PROBLEM SET =
- A) Set down the passage of the beaver trapping thread word for word, beginning at the words "That brings back" and stopping after "(Jan 17, 2006)".
- B) In the beaver trapping thread, why did the poster cro say a trapper was hired for the deer lease?

GIVEN TEXT =
# A few beav pics



## conibear (Dec 30, 2005)

Here are a few nd in ]


----------



## nodakoutdoors.com (Feb 27, 2002)

Nice...what was the banner you were holding on the 2nd to the bottom pic?


----------



## conibear (Dec 30, 2005)

Chris that was a furhaverster banner. that is a fur auction place that we send our fur to.


----------



## fishless (Aug 2, 2005)

Nice pics :beer:


----------



## djleye (Nov 14, 2002)

Nice Beavers!!!! :lol:


----------



## Chaser10 (Jan 13, 2006)

I see a lot of fun...and a lot of work in those pictures :wink:


----------



## Mallard Masher (Jan 15, 2006)

That brings back memories. I did some beaver trapping in the Blue Hills near Bruce Wi. But nothin like that. Awsome. Great job. Keep up the good work.


----------



## cro (Jan 17, 2006)

we just hired a guy to trap beavers on our deer lease. they keep clogging up the river and causing alot of flooding.


----------



## faithsdave (Jan 8, 2004)

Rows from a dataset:
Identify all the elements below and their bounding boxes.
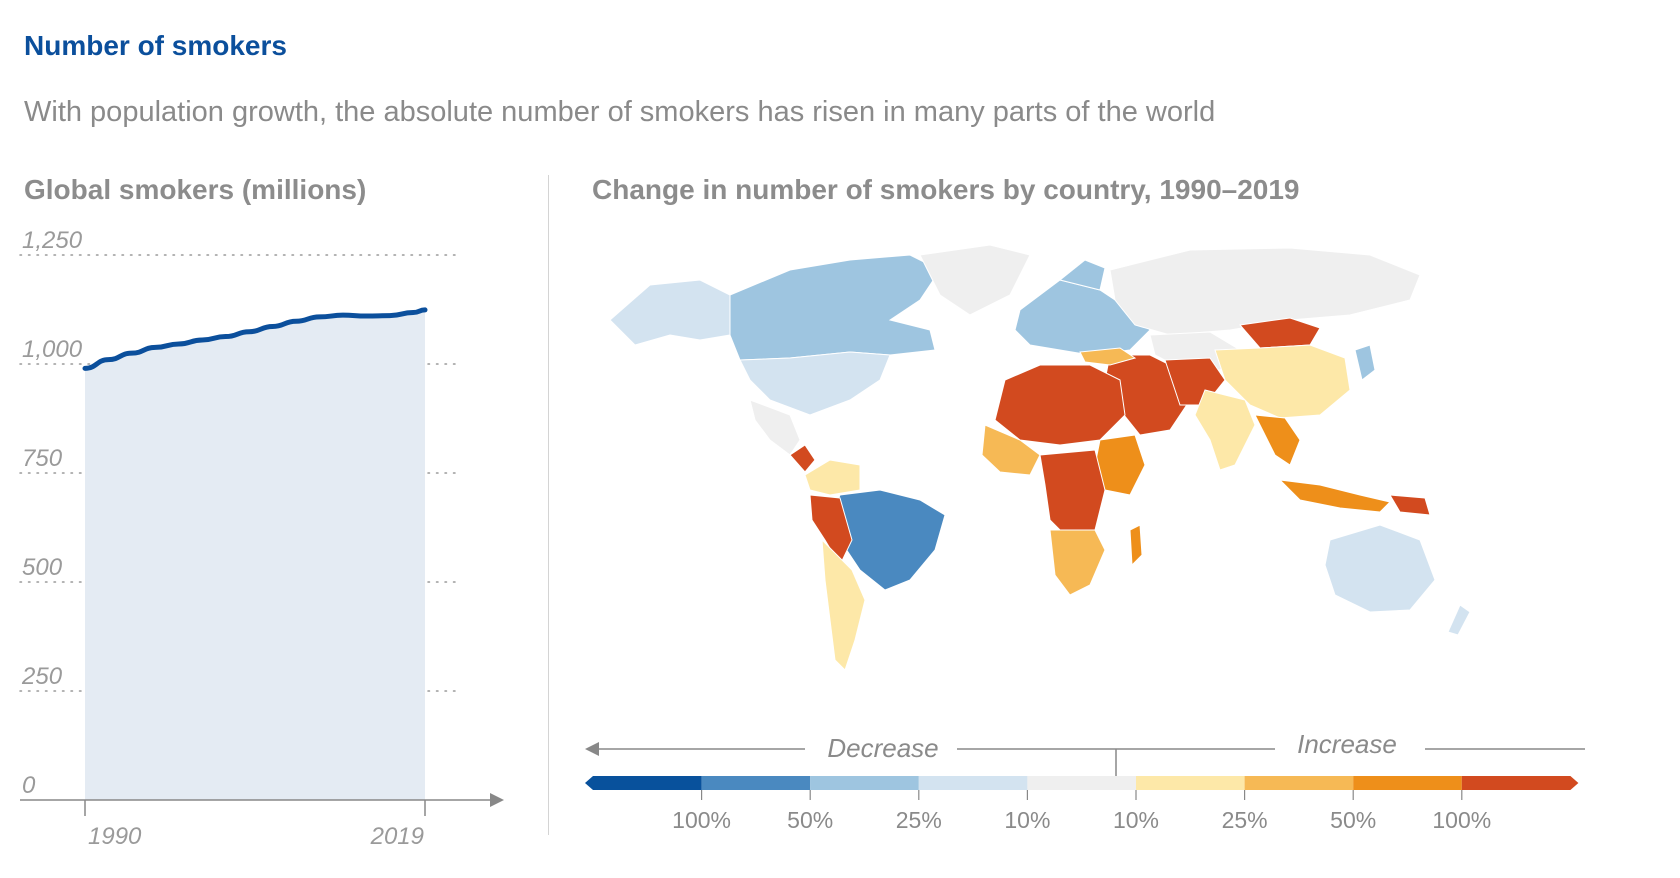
map-region-turkey-caucasus	[1079, 347, 1137, 366]
legend-color-bin	[1461, 776, 1579, 790]
legend-tick-labels: 100% 50% 25% 10% 10% 25% 50% 100%	[672, 790, 1491, 833]
map-region-central-america	[789, 444, 816, 473]
legend-color-bin	[1353, 776, 1462, 790]
legend-color-bin	[918, 776, 1028, 790]
map-region-mongolia	[1239, 317, 1321, 349]
legend-color-bin	[1027, 776, 1136, 790]
legend-color-bins	[585, 776, 1579, 790]
map-region-central-africa	[1039, 449, 1106, 541]
map-region-canada	[729, 254, 941, 361]
x-tick-label: 2019	[370, 823, 424, 850]
panel-divider	[548, 175, 549, 835]
y-tick-label: 500	[22, 554, 63, 581]
right-panel-title: Change in number of smokers by country, …	[592, 174, 1300, 205]
global-smokers-chart: 0 250 500 750 1,000 1,250 1990 2019	[19, 230, 504, 850]
map-region-united-states	[739, 351, 891, 416]
legend-color-bin	[1136, 776, 1245, 790]
decrease-label: Decrease	[827, 733, 938, 763]
map-region-southeast-asia	[1254, 414, 1301, 466]
smokers-area	[85, 309, 425, 800]
map-region-papua	[1389, 494, 1431, 516]
smokers-line	[82, 307, 428, 371]
map-region-southern-africa	[1049, 529, 1106, 596]
map-region-china	[1214, 344, 1351, 419]
y-tick-labels: 0 250 500 750 1,000 1,250	[21, 230, 83, 799]
y-tick-label: 0	[22, 772, 36, 799]
increase-label: Increase	[1297, 730, 1397, 759]
y-tick-label: 1,250	[22, 230, 83, 254]
world-choropleth-map	[609, 244, 1471, 671]
legend-tick-label: 10%	[1113, 807, 1159, 833]
decrease-arrowhead	[585, 742, 599, 756]
map-region-north-africa	[994, 364, 1126, 446]
page-title: Number of smokers	[24, 30, 287, 61]
y-tick-label: 1,000	[22, 336, 83, 363]
map-region-russia	[1109, 247, 1421, 336]
map-region-colombia-venezuela	[804, 459, 861, 496]
legend-tick-label: 10%	[1004, 807, 1050, 833]
map-region-india	[1194, 389, 1256, 471]
legend-color-bin	[585, 776, 702, 790]
x-axis-arrowhead	[490, 793, 504, 807]
legend-color-bin	[701, 776, 811, 790]
page-subtitle: With population growth, the absolute num…	[24, 96, 1216, 128]
color-legend: Decrease Increase 100% 50% 25% 10% 10% 25% 50%…	[585, 730, 1585, 833]
map-region-west-africa	[981, 424, 1041, 476]
map-region-australia	[1324, 524, 1436, 613]
legend-color-bin	[810, 776, 919, 790]
y-tick-label: 250	[21, 663, 63, 690]
legend-tick-label: 100%	[1432, 807, 1491, 833]
legend-tick-label: 50%	[787, 807, 833, 833]
map-region-japan-korea	[1354, 344, 1376, 381]
map-region-iceland-scandinavia	[1058, 259, 1106, 291]
y-tick-label: 750	[22, 445, 63, 472]
map-region-argentina-chile	[821, 538, 866, 671]
left-panel-title: Global smokers (millions)	[24, 174, 367, 205]
legend-tick-label: 25%	[1222, 807, 1268, 833]
legend-tick-label: 50%	[1330, 807, 1376, 833]
map-region-alaska	[609, 279, 731, 346]
map-region-indonesia	[1278, 479, 1391, 513]
legend-color-bin	[1244, 776, 1354, 790]
legend-tick-label: 100%	[672, 807, 731, 833]
x-tick-labels: 1990 2019	[84, 800, 426, 850]
map-region-madagascar	[1129, 524, 1143, 567]
legend-tick-label: 25%	[896, 807, 942, 833]
map-region-new-zealand	[1447, 604, 1471, 636]
x-tick-label: 1990	[88, 823, 142, 850]
map-region-greenland	[919, 244, 1031, 316]
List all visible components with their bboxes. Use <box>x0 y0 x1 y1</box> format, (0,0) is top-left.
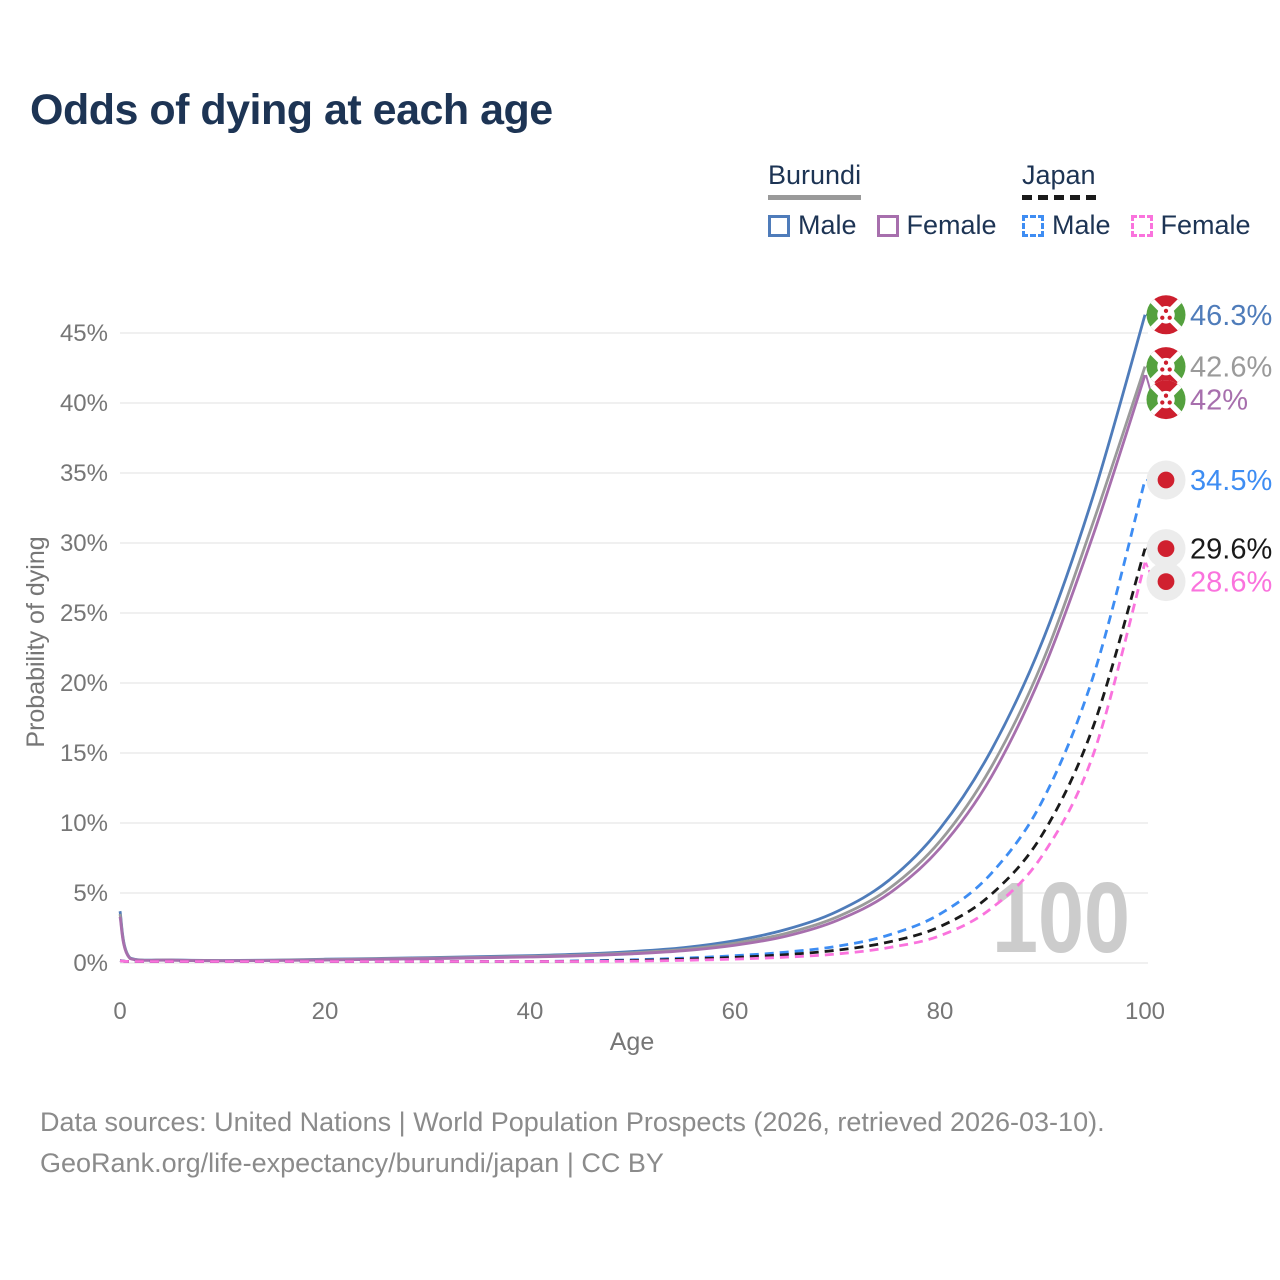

SOLUTIONS BY TASK =
- A)
That brings back memories. I did some beaver trapping in the Blue Hills near Bruce Wi. But nothin like that. Awsome. Great job. Keep up the good work.


----------



## cro (Jan 17, 2006)

- B) The beavers kept clogging up the river and causing a lot of flooding.